## Begin

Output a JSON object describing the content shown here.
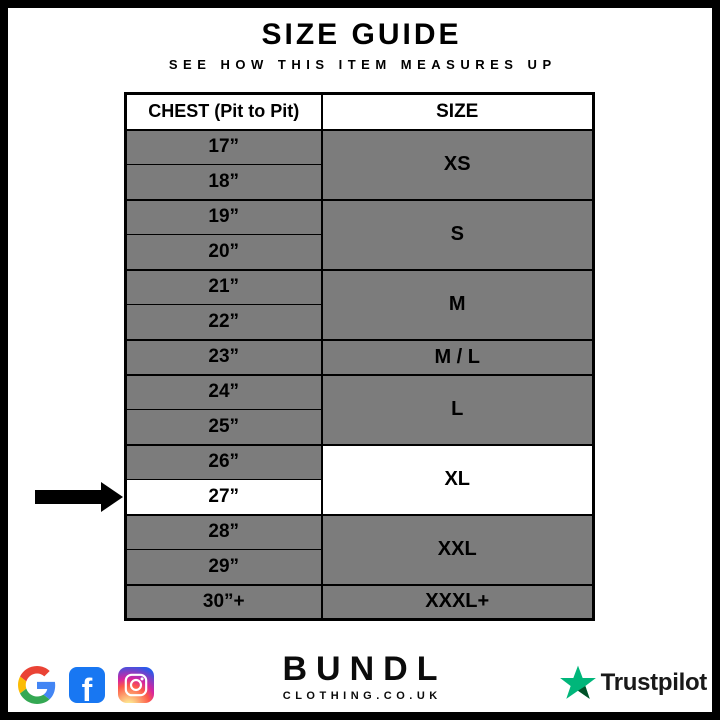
{
  "page": {
    "title": "SIZE GUIDE",
    "subtitle": "SEE HOW THIS ITEM MEASURES UP"
  },
  "size_table": {
    "columns": {
      "chest": "CHEST (Pit to Pit)",
      "size": "SIZE"
    },
    "groups": [
      {
        "size": "XS",
        "chest": [
          "17”",
          "18”"
        ]
      },
      {
        "size": "S",
        "chest": [
          "19”",
          "20”"
        ]
      },
      {
        "size": "M",
        "chest": [
          "21”",
          "22”"
        ]
      },
      {
        "size": "M / L",
        "chest": [
          "23”"
        ]
      },
      {
        "size": "L",
        "chest": [
          "24”",
          "25”"
        ]
      },
      {
        "size": "XL",
        "chest": [
          "26”",
          "27”"
        ]
      },
      {
        "size": "XXL",
        "chest": [
          "28”",
          "29”"
        ]
      },
      {
        "size": "XXXL+",
        "chest": [
          "30”+"
        ]
      }
    ],
    "highlight": {
      "chest": "27”",
      "size": "XL"
    },
    "colors": {
      "row_gray": "#7c7c7c",
      "highlight": "#ffffff",
      "border": "#000000"
    }
  },
  "annotation": {
    "arrow_points_to": "27”"
  },
  "footer": {
    "social": {
      "icons": [
        "google-icon",
        "facebook-icon",
        "instagram-icon"
      ],
      "facebook_letter": "f"
    },
    "brand": {
      "name": "BUNDL",
      "domain": "CLOTHING.CO.UK"
    },
    "trustpilot": {
      "label": "Trustpilot",
      "star_color": "#00B67A",
      "star_shadow_color": "#005128",
      "text_color": "#191919"
    }
  }
}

## End

Directive: Leave out every picture and copy the rest of the records exactly.

Task solution:
Output a JSON object describing the content shown here.
{
  "page": {
    "title": "SIZE GUIDE",
    "subtitle": "SEE HOW THIS ITEM MEASURES UP"
  },
  "size_table": {
    "columns": {
      "chest": "CHEST (Pit to Pit)",
      "size": "SIZE"
    },
    "groups": [
      {
        "size": "XS",
        "chest": [
          "17”",
          "18”"
        ]
      },
      {
        "size": "S",
        "chest": [
          "19”",
          "20”"
        ]
      },
      {
        "size": "M",
        "chest": [
          "21”",
          "22”"
        ]
      },
      {
        "size": "M / L",
        "chest": [
          "23”"
        ]
      },
      {
        "size": "L",
        "chest": [
          "24”",
          "25”"
        ]
      },
      {
        "size": "XL",
        "chest": [
          "26”",
          "27”"
        ]
      },
      {
        "size": "XXL",
        "chest": [
          "28”",
          "29”"
        ]
      },
      {
        "size": "XXXL+",
        "chest": [
          "30”+"
        ]
      }
    ],
    "highlight": {
      "chest": "27”",
      "size": "XL"
    },
    "colors": {
      "row_gray": "#7c7c7c",
      "highlight": "#ffffff",
      "border": "#000000"
    }
  },
  "annotation": {
    "arrow_points_to": "27”"
  },
  "footer": {
    "social": {
      "icons": [
        "google-icon",
        "facebook-icon",
        "instagram-icon"
      ],
      "facebook_letter": "f"
    },
    "brand": {
      "name": "BUNDL",
      "domain": "CLOTHING.CO.UK"
    },
    "trustpilot": {
      "label": "Trustpilot",
      "star_color": "#00B67A",
      "star_shadow_color": "#005128",
      "text_color": "#191919"
    }
  }
}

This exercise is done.